Extract to read:
## BEGIN
2 Steganalysis error probability

Generally, the performance of a steganalyzer is assessed by the average detection error of the covers and stegos. Let C and S note the covers and stegos respectively, NC and NS present their numbers, and N stand for the total image number, i.e., N = NC + NS. Then the steganalysis error probability is

$$ {P_{E}} = \frac{{{N_{C}}}}{N} {P_{FA}} + \frac{{{N_{S}}}}{N} {P_{MD}} $$
(1)

where PFA and PMD are the false alarm rate and missed detection rate, which are defined as

$$ \left\{ \begin{array}{l} {P_{FA}} = \frac{{{N_{C}^{S}}}}{{{N_{C}}}}\\ {P_{MD}} = \frac{{{N_{S}^{C}}}}{{{N_{S}}}} \end{array} \right. $$
(2)

where \({N_{C}^{S}}\) and \({N_{S}^{C}}\) are the numbers of the misjudged covers and stegos respectively.

At present, most of the prevailing steganalysis schemes use machine learning method where steganalytic features are fed to the classifier. Figure 1 gives the steganalysis framework where the classifier is trained by the features of covers and stegos, and then the trained classifier is used to detect the unknown images. For the sake of clarity and comparison, the steganalysis framework is called as the traditional steganalysis framework in this paper. The construction of steganalysis features is motivated to capture the changes on the image by steganography and the steganalysis error comes from two parts, namely, the false alarms that natural images are judged as stegos and the missed detections that stegos are judged as covers.
## END
Problem 1:
Answer these questions using the passage on steganalysis error probability:
(a) What does N stand for, and how is it computed?
(b) What two rates are PFA and PMD?
(c) In the framework shown in Figure 1, what is the classifier trained by?

Data:
## BEGIN
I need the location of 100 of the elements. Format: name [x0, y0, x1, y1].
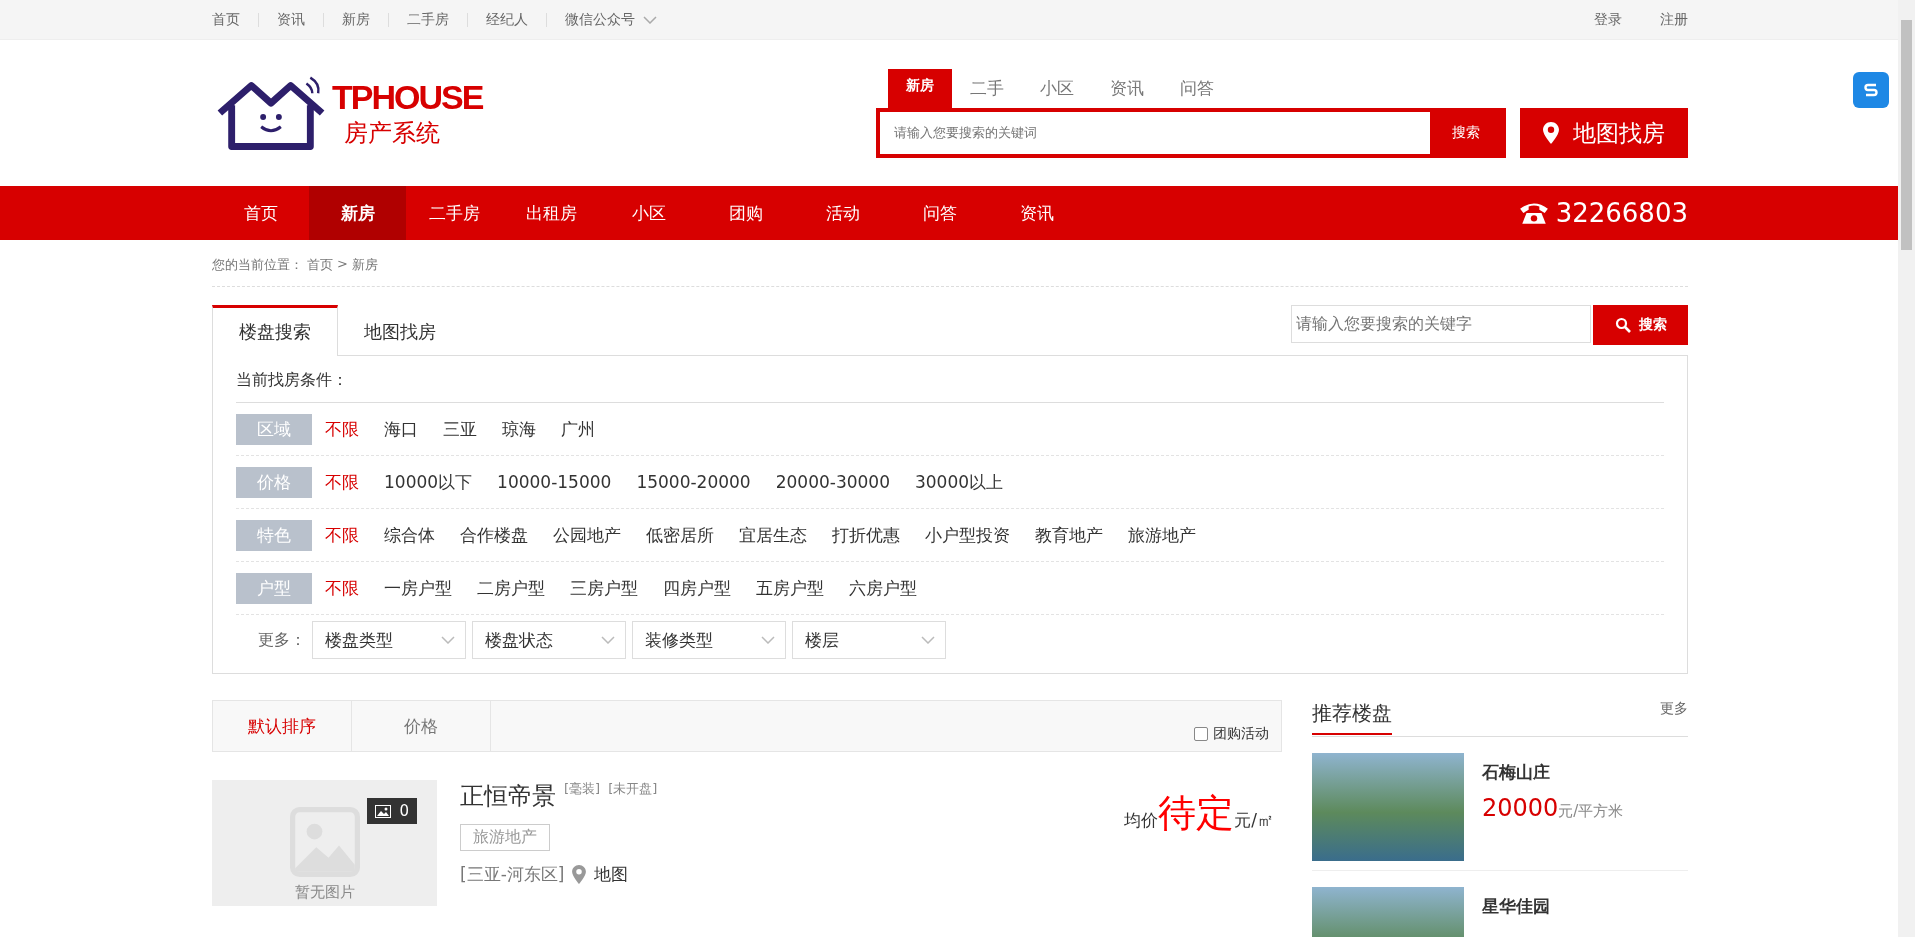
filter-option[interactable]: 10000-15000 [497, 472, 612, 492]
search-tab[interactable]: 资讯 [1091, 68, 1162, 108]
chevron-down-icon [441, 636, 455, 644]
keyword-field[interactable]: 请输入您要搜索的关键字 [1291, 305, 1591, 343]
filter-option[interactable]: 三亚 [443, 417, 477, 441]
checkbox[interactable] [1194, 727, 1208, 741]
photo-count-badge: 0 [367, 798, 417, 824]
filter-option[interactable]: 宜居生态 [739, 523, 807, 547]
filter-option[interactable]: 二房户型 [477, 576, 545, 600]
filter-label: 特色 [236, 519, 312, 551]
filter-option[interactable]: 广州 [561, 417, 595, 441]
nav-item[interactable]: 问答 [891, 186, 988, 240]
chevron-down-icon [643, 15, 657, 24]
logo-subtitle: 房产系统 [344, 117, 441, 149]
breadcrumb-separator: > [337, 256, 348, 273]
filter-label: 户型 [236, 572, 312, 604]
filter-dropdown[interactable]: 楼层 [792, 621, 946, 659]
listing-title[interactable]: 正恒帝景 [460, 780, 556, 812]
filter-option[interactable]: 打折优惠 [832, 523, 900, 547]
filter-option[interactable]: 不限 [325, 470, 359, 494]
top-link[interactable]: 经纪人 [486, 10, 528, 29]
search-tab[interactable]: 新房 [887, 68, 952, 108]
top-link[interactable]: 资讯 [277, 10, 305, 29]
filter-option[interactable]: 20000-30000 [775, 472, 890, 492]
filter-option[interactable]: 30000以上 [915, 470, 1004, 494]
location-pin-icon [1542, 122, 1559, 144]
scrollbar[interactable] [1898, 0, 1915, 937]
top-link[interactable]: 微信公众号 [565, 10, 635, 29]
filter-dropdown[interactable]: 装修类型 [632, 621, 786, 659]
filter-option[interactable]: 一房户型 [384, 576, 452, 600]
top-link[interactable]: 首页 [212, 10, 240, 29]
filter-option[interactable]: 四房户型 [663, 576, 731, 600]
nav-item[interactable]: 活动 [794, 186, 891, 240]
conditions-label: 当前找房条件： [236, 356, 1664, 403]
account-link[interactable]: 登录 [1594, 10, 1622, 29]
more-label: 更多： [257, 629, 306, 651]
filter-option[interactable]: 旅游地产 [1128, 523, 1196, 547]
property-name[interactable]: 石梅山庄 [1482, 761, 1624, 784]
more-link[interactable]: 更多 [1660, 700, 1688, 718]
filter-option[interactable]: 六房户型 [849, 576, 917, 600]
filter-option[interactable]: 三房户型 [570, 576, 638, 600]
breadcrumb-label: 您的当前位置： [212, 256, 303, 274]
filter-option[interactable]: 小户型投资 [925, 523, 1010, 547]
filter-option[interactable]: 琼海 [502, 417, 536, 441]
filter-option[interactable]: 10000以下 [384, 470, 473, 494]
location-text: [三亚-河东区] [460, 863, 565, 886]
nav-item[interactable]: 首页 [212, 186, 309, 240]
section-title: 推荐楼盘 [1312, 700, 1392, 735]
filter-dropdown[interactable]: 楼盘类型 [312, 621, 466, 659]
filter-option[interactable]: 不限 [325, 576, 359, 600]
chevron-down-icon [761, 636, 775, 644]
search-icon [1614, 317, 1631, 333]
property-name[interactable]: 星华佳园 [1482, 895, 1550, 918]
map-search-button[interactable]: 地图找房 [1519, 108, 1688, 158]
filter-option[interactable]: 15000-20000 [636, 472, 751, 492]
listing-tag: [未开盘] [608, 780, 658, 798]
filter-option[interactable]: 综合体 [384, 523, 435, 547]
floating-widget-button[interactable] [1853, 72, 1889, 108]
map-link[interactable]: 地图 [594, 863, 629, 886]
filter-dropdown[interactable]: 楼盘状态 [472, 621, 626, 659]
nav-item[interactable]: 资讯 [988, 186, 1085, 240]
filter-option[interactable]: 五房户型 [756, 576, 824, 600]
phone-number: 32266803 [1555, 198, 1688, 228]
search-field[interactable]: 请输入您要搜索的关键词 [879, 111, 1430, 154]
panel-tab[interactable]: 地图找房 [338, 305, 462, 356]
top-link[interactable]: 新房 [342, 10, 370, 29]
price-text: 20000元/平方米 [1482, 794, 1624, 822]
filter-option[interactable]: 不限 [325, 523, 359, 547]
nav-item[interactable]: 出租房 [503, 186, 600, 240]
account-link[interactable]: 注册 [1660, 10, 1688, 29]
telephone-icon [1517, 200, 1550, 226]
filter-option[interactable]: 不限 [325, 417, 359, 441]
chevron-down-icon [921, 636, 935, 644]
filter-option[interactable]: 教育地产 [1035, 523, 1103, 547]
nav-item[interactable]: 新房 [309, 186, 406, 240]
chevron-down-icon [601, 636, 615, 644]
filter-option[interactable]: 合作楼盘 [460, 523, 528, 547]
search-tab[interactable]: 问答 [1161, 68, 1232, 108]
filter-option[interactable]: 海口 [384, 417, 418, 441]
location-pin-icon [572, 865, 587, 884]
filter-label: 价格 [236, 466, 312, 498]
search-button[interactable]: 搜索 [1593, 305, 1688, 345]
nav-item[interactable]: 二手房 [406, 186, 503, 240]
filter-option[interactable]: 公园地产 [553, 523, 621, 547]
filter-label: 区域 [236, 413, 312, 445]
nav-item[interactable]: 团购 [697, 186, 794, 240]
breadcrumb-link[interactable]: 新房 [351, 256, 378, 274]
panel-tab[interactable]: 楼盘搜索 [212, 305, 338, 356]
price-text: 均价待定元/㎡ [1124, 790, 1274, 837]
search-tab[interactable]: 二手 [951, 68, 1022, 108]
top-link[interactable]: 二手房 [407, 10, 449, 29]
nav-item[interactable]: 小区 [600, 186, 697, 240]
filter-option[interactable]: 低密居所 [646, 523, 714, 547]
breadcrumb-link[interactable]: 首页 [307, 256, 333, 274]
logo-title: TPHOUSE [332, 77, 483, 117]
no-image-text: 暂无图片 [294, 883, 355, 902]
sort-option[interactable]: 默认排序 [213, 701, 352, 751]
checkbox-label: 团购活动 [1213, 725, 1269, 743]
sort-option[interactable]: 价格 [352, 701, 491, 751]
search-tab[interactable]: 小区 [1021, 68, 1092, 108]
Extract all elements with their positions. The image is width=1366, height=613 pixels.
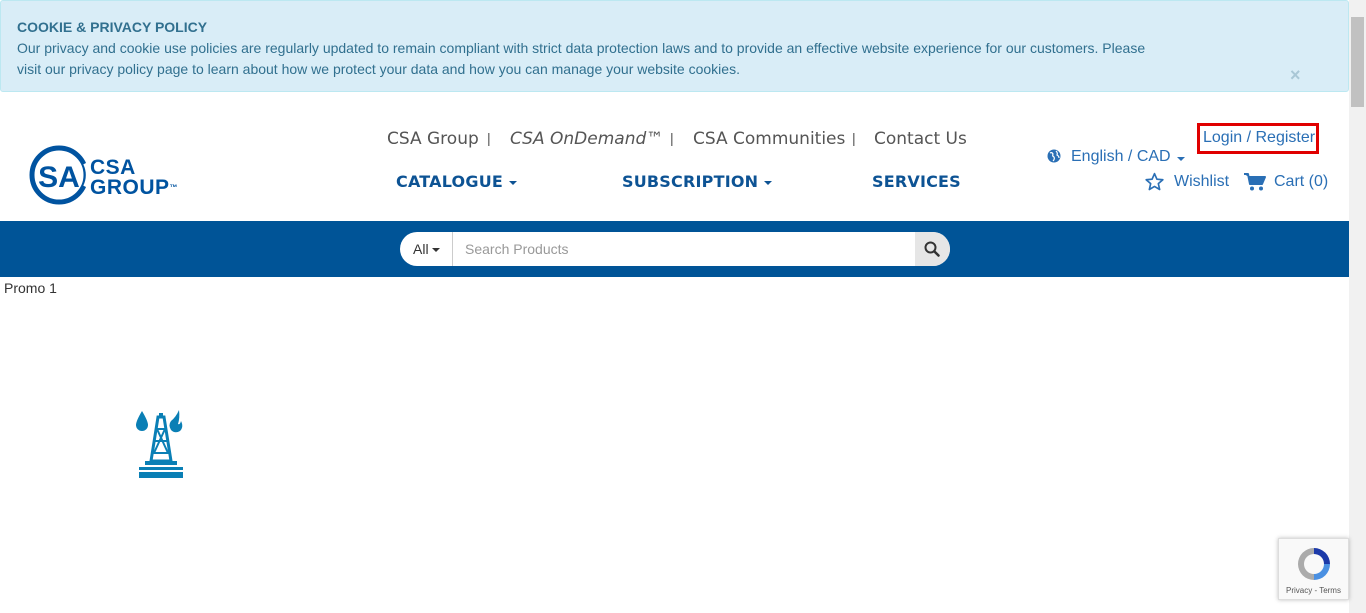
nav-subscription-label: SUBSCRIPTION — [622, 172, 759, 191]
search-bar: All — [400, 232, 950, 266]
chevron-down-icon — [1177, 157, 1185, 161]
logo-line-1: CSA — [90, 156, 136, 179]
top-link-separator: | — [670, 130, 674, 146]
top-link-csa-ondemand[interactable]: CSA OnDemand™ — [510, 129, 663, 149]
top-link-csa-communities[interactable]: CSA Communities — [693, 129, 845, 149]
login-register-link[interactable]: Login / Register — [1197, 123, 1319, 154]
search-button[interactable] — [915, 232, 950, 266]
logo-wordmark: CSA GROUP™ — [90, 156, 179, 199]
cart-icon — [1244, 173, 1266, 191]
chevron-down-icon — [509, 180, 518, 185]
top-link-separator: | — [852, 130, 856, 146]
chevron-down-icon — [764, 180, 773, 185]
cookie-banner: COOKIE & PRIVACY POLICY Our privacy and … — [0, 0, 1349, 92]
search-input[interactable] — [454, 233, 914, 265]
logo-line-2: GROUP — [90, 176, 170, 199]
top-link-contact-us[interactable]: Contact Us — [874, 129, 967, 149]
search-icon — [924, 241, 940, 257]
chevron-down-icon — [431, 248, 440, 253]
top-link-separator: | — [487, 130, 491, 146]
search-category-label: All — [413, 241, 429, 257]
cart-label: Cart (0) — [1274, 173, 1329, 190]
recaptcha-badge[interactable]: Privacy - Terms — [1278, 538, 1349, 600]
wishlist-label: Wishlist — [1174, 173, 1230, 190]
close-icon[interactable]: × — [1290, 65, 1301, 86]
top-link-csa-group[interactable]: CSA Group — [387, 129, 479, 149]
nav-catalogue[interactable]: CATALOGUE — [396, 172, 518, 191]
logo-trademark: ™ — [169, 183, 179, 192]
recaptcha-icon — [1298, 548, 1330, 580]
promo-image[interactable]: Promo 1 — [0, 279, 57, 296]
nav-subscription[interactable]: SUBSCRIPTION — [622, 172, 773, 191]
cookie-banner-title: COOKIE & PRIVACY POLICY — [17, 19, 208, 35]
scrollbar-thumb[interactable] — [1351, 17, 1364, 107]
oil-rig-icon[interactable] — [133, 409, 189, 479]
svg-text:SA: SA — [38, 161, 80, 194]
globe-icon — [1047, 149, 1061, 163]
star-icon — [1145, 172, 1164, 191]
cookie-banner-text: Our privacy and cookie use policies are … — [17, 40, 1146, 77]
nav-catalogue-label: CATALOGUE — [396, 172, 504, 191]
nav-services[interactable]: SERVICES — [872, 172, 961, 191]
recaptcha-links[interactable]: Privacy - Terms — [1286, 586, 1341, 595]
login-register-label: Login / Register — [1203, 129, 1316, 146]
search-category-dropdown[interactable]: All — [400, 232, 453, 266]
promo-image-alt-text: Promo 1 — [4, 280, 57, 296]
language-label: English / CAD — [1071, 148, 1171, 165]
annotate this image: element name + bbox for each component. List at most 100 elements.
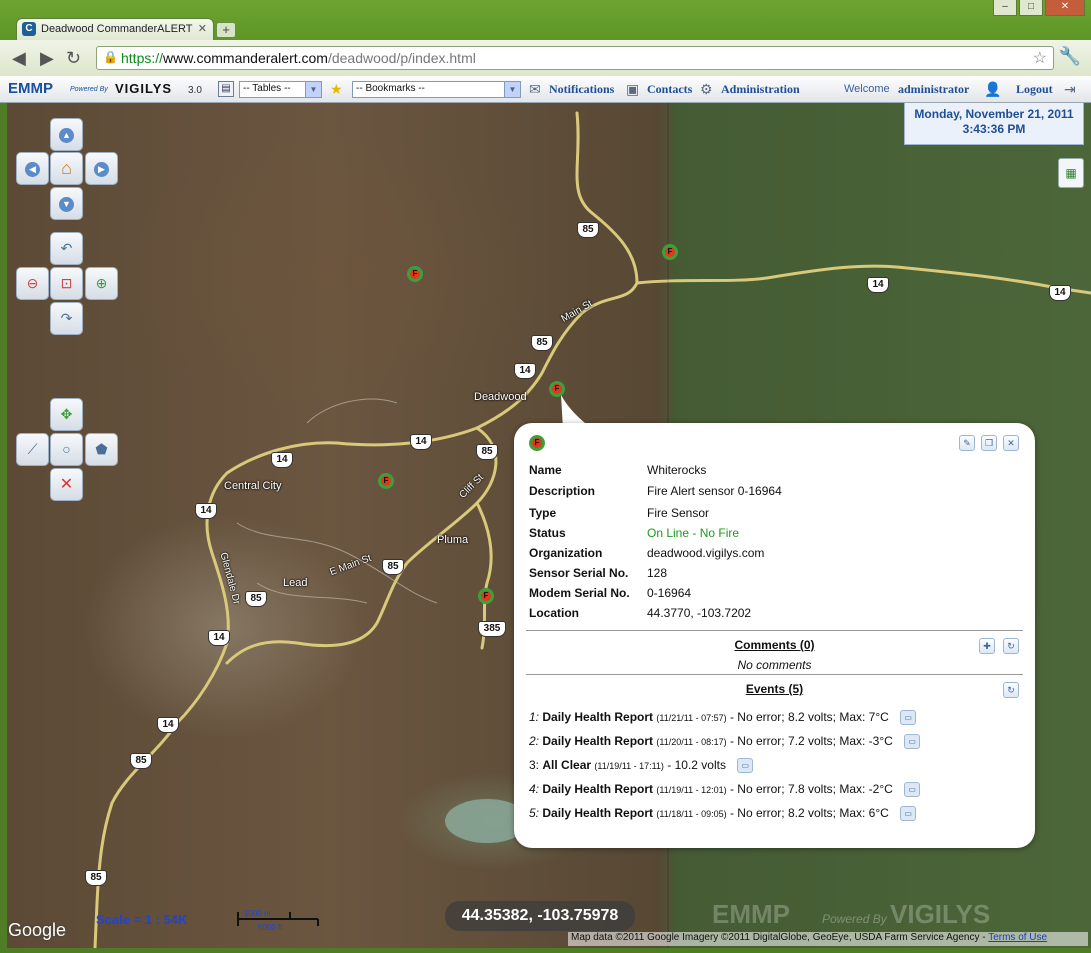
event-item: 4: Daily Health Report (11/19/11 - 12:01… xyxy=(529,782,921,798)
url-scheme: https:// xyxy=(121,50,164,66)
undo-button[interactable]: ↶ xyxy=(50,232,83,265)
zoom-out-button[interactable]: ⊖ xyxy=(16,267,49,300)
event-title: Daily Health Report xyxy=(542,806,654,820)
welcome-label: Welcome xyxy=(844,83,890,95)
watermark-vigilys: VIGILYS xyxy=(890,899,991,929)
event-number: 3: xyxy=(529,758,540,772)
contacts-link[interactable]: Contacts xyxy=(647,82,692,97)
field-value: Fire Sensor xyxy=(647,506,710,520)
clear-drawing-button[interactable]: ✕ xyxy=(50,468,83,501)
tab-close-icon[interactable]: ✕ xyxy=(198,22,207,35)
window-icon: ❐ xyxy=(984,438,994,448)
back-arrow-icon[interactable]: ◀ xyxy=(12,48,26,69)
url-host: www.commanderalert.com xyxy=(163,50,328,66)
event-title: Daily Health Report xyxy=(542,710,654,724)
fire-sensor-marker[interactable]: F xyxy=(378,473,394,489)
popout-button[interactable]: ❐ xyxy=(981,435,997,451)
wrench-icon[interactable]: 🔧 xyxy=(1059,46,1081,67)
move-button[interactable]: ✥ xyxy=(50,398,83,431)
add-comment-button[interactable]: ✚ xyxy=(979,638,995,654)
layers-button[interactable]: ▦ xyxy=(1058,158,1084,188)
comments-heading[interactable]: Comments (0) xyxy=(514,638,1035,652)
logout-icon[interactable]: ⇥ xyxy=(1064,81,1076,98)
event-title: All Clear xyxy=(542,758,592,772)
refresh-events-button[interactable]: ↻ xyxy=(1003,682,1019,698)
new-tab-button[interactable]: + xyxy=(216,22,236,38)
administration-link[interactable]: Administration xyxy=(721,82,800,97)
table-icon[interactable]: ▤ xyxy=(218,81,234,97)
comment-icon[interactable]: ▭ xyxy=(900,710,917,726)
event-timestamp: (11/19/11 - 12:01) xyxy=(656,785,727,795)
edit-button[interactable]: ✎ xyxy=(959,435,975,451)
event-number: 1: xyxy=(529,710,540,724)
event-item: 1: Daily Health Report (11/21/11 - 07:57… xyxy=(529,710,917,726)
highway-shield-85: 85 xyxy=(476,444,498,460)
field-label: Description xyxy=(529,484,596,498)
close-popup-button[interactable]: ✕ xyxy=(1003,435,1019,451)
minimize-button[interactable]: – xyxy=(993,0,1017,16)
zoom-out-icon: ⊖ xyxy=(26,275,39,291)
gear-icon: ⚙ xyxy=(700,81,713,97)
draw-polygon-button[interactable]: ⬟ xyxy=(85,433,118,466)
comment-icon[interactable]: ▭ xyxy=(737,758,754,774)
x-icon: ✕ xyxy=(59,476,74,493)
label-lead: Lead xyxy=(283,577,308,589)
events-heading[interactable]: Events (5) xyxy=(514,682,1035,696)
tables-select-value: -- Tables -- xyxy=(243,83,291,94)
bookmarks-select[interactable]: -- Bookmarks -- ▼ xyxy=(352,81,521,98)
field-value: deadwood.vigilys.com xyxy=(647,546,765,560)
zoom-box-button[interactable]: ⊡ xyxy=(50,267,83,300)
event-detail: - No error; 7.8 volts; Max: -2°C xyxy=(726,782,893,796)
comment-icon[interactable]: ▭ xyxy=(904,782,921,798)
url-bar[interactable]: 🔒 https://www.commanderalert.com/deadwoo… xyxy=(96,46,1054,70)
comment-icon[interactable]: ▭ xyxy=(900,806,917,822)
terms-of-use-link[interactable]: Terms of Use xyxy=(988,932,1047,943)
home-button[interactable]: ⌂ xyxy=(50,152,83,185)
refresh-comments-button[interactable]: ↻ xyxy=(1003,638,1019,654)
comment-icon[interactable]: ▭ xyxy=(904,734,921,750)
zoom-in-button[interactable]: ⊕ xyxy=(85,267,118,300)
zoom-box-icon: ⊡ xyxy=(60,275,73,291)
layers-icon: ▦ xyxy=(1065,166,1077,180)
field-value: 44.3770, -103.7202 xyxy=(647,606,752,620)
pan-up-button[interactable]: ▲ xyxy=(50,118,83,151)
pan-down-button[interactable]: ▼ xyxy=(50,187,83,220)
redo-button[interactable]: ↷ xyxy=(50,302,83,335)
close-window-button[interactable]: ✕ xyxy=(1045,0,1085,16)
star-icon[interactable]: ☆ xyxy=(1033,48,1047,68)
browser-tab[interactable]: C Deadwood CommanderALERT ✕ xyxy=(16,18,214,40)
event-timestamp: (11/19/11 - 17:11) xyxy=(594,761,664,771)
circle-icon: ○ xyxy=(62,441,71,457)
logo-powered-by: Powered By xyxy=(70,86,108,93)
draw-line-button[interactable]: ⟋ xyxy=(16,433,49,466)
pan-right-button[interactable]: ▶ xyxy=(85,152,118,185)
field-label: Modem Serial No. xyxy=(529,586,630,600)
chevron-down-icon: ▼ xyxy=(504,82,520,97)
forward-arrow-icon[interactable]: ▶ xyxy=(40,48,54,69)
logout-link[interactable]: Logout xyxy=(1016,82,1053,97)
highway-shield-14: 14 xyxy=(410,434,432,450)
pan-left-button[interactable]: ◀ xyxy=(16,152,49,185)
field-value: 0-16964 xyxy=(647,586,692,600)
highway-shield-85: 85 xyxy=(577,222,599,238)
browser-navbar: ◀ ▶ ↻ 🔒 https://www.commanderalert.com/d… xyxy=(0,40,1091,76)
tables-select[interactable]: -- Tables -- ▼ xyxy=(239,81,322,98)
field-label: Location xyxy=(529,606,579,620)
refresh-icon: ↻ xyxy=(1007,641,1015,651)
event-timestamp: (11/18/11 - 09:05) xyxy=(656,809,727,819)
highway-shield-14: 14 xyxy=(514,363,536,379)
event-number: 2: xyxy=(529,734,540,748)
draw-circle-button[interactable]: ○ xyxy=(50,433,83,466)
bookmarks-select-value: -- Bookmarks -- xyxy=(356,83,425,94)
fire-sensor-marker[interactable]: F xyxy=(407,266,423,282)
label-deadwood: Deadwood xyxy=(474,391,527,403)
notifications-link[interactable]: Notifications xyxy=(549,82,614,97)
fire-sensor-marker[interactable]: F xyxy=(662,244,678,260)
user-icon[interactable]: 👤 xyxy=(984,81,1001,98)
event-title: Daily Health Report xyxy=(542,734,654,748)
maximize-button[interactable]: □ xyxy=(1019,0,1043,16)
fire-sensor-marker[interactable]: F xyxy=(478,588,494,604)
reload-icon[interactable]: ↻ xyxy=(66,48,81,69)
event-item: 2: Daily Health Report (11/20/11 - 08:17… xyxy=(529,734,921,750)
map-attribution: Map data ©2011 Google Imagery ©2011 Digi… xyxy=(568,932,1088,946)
## END
Problem 2: Copy out the part of the rows that opens with the line containing "filter-option[interactable]: 10000-15000 [497, 472, 612, 492]" and closes with the line containing "filter-option[interactable]: 一房户型 [384, 576, 452, 600]", keeping both of those lines.

Correct output 1:
(a) N stands for the total image number, and N = NC + NS.
(b) PFA is the false alarm rate and PMD is the missed detection rate.
(c) The classifier is trained by the features of covers and stegos.

Correct output 2:
filter-option[interactable]: 10000-15000 [497, 472, 612, 492]
search-tab[interactable]: 资讯 [1091, 68, 1162, 108]
chevron-down-icon [441, 636, 455, 644]
keyword-field[interactable]: 请输入您要搜索的关键字 [1291, 305, 1591, 343]
filter-option[interactable]: 三亚 [443, 417, 477, 441]
checkbox[interactable] [1194, 727, 1208, 741]
photo-count-badge: 0 [367, 798, 417, 824]
filter-option[interactable]: 宜居生态 [739, 523, 807, 547]
filter-option[interactable]: 二房户型 [477, 576, 545, 600]
filter-label: 特色 [236, 519, 312, 551]
filter-option[interactable]: 广州 [561, 417, 595, 441]
nav-item[interactable]: 问答 [891, 186, 988, 240]
chevron-down-icon [643, 15, 657, 24]
logo-subtitle: 房产系统 [344, 117, 441, 149]
breadcrumb-separator: > [337, 256, 348, 273]
filter-label: 户型 [236, 572, 312, 604]
filter-dropdown[interactable]: 楼层 [792, 621, 946, 659]
listing-title[interactable]: 正恒帝景 [460, 780, 556, 812]
filter-option[interactable]: 打折优惠 [832, 523, 900, 547]
filter-option[interactable]: 不限 [325, 470, 359, 494]
top-link[interactable]: 经纪人 [486, 10, 528, 29]
search-tab[interactable]: 新房 [887, 68, 952, 108]
top-link[interactable]: 资讯 [277, 10, 305, 29]
filter-option[interactable]: 20000-30000 [775, 472, 890, 492]
filter-option[interactable]: 30000以上 [915, 470, 1004, 494]
location-pin-icon [1542, 122, 1559, 144]
scrollbar[interactable] [1898, 0, 1915, 937]
top-link[interactable]: 微信公众号 [565, 10, 635, 29]
filter-dropdown[interactable]: 装修类型 [632, 621, 786, 659]
filter-option[interactable]: 一房户型 [384, 576, 452, 600]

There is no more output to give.